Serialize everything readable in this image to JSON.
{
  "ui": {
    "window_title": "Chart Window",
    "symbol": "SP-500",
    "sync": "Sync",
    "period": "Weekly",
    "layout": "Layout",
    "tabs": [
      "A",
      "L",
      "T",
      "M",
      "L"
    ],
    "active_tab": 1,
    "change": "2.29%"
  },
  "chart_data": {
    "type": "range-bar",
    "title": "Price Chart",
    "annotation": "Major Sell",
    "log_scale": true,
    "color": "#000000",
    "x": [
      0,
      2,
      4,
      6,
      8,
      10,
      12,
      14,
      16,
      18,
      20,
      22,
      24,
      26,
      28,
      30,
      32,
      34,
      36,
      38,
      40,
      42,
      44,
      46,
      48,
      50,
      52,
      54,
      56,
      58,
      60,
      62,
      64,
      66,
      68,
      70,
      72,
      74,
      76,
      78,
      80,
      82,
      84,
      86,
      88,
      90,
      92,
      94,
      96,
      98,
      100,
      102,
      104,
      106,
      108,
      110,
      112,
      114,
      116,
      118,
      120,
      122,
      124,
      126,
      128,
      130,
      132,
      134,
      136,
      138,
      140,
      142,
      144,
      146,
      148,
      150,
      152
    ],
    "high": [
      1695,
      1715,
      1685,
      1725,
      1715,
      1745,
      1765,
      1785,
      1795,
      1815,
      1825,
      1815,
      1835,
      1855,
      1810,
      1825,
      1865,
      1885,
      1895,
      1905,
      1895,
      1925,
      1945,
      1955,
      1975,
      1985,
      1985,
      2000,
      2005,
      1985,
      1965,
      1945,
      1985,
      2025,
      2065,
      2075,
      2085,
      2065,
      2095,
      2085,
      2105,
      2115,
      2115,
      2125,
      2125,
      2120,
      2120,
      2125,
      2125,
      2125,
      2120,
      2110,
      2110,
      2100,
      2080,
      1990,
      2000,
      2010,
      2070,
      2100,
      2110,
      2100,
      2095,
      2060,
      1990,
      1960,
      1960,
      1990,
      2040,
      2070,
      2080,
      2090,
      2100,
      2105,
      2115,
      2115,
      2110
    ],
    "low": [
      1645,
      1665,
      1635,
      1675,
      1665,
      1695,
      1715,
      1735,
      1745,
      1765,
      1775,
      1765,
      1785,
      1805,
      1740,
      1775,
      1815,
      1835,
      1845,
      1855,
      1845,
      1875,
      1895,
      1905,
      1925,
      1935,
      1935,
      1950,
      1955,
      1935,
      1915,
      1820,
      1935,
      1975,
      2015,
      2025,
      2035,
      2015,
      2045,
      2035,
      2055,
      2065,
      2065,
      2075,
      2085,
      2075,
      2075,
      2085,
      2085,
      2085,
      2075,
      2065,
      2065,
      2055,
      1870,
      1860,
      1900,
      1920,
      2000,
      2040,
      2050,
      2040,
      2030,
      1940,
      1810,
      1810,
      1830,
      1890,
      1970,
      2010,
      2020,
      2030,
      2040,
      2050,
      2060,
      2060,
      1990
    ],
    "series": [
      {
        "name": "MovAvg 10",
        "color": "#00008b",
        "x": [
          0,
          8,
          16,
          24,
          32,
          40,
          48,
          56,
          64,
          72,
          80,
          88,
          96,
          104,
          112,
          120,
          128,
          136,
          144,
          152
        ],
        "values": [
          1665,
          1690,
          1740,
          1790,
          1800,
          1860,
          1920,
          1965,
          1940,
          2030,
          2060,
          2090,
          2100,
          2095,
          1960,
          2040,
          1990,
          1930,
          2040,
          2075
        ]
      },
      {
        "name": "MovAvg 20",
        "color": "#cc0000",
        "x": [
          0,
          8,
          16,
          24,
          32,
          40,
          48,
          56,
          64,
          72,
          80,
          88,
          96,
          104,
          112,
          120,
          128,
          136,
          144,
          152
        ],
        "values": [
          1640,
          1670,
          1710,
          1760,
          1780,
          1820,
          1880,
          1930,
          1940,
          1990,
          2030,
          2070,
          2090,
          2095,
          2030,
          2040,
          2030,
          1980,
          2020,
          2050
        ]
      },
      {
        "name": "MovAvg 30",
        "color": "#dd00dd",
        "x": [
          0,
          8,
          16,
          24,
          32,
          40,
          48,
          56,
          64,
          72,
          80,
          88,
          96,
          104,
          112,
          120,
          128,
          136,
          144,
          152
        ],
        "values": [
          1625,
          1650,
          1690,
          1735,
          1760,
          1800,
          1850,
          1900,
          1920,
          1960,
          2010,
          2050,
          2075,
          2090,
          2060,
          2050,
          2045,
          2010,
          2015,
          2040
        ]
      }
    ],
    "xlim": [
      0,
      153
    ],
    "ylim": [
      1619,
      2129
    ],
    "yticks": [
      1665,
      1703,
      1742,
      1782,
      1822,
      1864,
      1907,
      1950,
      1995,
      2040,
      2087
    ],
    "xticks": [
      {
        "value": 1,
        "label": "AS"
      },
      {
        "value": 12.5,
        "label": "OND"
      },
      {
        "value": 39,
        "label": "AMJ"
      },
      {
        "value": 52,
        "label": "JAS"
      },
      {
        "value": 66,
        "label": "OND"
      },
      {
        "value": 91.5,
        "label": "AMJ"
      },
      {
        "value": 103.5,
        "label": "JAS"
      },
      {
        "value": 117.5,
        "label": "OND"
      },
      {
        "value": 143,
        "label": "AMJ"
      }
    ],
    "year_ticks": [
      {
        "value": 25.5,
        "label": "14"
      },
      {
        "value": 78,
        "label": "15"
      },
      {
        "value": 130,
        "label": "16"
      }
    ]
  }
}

Exercise instructions
Without changing a word, restate the whole listing.

Full answer
Serialize everything readable in this image to JSON.
{
  "ui": {
    "window_title": "Chart Window",
    "symbol": "SP-500",
    "sync": "Sync",
    "period": "Weekly",
    "layout": "Layout",
    "tabs": [
      "A",
      "L",
      "T",
      "M",
      "L"
    ],
    "active_tab": 1,
    "change": "2.29%"
  },
  "chart_data": {
    "type": "range-bar",
    "title": "Price Chart",
    "annotation": "Major Sell",
    "log_scale": true,
    "color": "#000000",
    "x": [
      0,
      2,
      4,
      6,
      8,
      10,
      12,
      14,
      16,
      18,
      20,
      22,
      24,
      26,
      28,
      30,
      32,
      34,
      36,
      38,
      40,
      42,
      44,
      46,
      48,
      50,
      52,
      54,
      56,
      58,
      60,
      62,
      64,
      66,
      68,
      70,
      72,
      74,
      76,
      78,
      80,
      82,
      84,
      86,
      88,
      90,
      92,
      94,
      96,
      98,
      100,
      102,
      104,
      106,
      108,
      110,
      112,
      114,
      116,
      118,
      120,
      122,
      124,
      126,
      128,
      130,
      132,
      134,
      136,
      138,
      140,
      142,
      144,
      146,
      148,
      150,
      152
    ],
    "high": [
      1695,
      1715,
      1685,
      1725,
      1715,
      1745,
      1765,
      1785,
      1795,
      1815,
      1825,
      1815,
      1835,
      1855,
      1810,
      1825,
      1865,
      1885,
      1895,
      1905,
      1895,
      1925,
      1945,
      1955,
      1975,
      1985,
      1985,
      2000,
      2005,
      1985,
      1965,
      1945,
      1985,
      2025,
      2065,
      2075,
      2085,
      2065,
      2095,
      2085,
      2105,
      2115,
      2115,
      2125,
      2125,
      2120,
      2120,
      2125,
      2125,
      2125,
      2120,
      2110,
      2110,
      2100,
      2080,
      1990,
      2000,
      2010,
      2070,
      2100,
      2110,
      2100,
      2095,
      2060,
      1990,
      1960,
      1960,
      1990,
      2040,
      2070,
      2080,
      2090,
      2100,
      2105,
      2115,
      2115,
      2110
    ],
    "low": [
      1645,
      1665,
      1635,
      1675,
      1665,
      1695,
      1715,
      1735,
      1745,
      1765,
      1775,
      1765,
      1785,
      1805,
      1740,
      1775,
      1815,
      1835,
      1845,
      1855,
      1845,
      1875,
      1895,
      1905,
      1925,
      1935,
      1935,
      1950,
      1955,
      1935,
      1915,
      1820,
      1935,
      1975,
      2015,
      2025,
      2035,
      2015,
      2045,
      2035,
      2055,
      2065,
      2065,
      2075,
      2085,
      2075,
      2075,
      2085,
      2085,
      2085,
      2075,
      2065,
      2065,
      2055,
      1870,
      1860,
      1900,
      1920,
      2000,
      2040,
      2050,
      2040,
      2030,
      1940,
      1810,
      1810,
      1830,
      1890,
      1970,
      2010,
      2020,
      2030,
      2040,
      2050,
      2060,
      2060,
      1990
    ],
    "series": [
      {
        "name": "MovAvg 10",
        "color": "#00008b",
        "x": [
          0,
          8,
          16,
          24,
          32,
          40,
          48,
          56,
          64,
          72,
          80,
          88,
          96,
          104,
          112,
          120,
          128,
          136,
          144,
          152
        ],
        "values": [
          1665,
          1690,
          1740,
          1790,
          1800,
          1860,
          1920,
          1965,
          1940,
          2030,
          2060,
          2090,
          2100,
          2095,
          1960,
          2040,
          1990,
          1930,
          2040,
          2075
        ]
      },
      {
        "name": "MovAvg 20",
        "color": "#cc0000",
        "x": [
          0,
          8,
          16,
          24,
          32,
          40,
          48,
          56,
          64,
          72,
          80,
          88,
          96,
          104,
          112,
          120,
          128,
          136,
          144,
          152
        ],
        "values": [
          1640,
          1670,
          1710,
          1760,
          1780,
          1820,
          1880,
          1930,
          1940,
          1990,
          2030,
          2070,
          2090,
          2095,
          2030,
          2040,
          2030,
          1980,
          2020,
          2050
        ]
      },
      {
        "name": "MovAvg 30",
        "color": "#dd00dd",
        "x": [
          0,
          8,
          16,
          24,
          32,
          40,
          48,
          56,
          64,
          72,
          80,
          88,
          96,
          104,
          112,
          120,
          128,
          136,
          144,
          152
        ],
        "values": [
          1625,
          1650,
          1690,
          1735,
          1760,
          1800,
          1850,
          1900,
          1920,
          1960,
          2010,
          2050,
          2075,
          2090,
          2060,
          2050,
          2045,
          2010,
          2015,
          2040
        ]
      }
    ],
    "xlim": [
      0,
      153
    ],
    "ylim": [
      1619,
      2129
    ],
    "yticks": [
      1665,
      1703,
      1742,
      1782,
      1822,
      1864,
      1907,
      1950,
      1995,
      2040,
      2087
    ],
    "xticks": [
      {
        "value": 1,
        "label": "AS"
      },
      {
        "value": 12.5,
        "label": "OND"
      },
      {
        "value": 39,
        "label": "AMJ"
      },
      {
        "value": 52,
        "label": "JAS"
      },
      {
        "value": 66,
        "label": "OND"
      },
      {
        "value": 91.5,
        "label": "AMJ"
      },
      {
        "value": 103.5,
        "label": "JAS"
      },
      {
        "value": 117.5,
        "label": "OND"
      },
      {
        "value": 143,
        "label": "AMJ"
      }
    ],
    "year_ticks": [
      {
        "value": 25.5,
        "label": "14"
      },
      {
        "value": 78,
        "label": "15"
      },
      {
        "value": 130,
        "label": "16"
      }
    ]
  }
}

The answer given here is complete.